**WHAT IS REQUIRED**
Determine the number of lines where "South" occurs and reply with that number by itself.

** Begin **

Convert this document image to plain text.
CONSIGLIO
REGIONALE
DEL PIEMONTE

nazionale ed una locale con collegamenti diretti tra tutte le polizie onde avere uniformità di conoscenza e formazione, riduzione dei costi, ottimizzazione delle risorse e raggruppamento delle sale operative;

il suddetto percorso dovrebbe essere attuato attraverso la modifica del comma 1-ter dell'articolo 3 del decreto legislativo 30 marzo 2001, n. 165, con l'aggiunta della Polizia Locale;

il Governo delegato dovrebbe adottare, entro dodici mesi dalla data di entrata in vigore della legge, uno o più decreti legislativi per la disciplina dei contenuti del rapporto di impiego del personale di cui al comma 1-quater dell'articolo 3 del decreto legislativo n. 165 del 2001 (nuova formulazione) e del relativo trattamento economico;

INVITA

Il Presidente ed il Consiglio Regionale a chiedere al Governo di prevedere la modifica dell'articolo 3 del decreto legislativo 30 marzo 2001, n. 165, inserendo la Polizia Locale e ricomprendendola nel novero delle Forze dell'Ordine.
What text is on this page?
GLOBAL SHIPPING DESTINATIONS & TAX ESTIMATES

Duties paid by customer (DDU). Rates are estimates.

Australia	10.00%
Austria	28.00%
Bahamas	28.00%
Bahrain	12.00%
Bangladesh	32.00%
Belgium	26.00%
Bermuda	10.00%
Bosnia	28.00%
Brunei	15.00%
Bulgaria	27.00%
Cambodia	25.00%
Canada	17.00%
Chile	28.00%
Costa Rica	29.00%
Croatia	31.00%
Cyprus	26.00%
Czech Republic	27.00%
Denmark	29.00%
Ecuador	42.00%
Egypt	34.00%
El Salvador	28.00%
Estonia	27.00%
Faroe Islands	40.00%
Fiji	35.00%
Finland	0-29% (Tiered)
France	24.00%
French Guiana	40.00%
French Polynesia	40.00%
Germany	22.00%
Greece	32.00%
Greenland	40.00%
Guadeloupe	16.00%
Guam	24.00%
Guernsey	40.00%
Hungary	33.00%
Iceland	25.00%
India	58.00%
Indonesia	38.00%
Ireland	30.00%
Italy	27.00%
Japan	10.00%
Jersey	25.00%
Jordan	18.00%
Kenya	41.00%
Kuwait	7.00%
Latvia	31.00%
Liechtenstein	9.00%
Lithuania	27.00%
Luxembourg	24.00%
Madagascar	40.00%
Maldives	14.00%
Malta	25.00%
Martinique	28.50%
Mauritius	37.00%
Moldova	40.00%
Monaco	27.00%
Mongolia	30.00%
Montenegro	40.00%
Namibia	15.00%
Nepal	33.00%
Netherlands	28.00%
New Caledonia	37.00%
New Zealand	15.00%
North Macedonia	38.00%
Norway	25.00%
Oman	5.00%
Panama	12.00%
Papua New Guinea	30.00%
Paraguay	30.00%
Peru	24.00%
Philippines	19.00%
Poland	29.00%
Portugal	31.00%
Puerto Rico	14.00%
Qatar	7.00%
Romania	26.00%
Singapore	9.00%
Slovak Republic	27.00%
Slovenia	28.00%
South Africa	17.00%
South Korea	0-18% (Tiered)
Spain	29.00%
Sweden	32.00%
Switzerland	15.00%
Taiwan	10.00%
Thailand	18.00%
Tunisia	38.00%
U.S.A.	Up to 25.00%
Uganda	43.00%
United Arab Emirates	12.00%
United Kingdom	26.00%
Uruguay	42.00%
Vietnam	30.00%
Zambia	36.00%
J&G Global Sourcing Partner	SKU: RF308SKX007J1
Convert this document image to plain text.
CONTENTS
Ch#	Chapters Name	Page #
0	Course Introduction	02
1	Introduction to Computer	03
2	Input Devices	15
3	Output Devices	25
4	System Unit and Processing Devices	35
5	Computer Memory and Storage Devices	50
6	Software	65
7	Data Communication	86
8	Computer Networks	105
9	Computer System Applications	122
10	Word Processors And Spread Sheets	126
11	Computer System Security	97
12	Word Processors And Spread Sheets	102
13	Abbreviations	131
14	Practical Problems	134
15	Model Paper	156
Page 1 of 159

** End **

**TASK RESULT**
2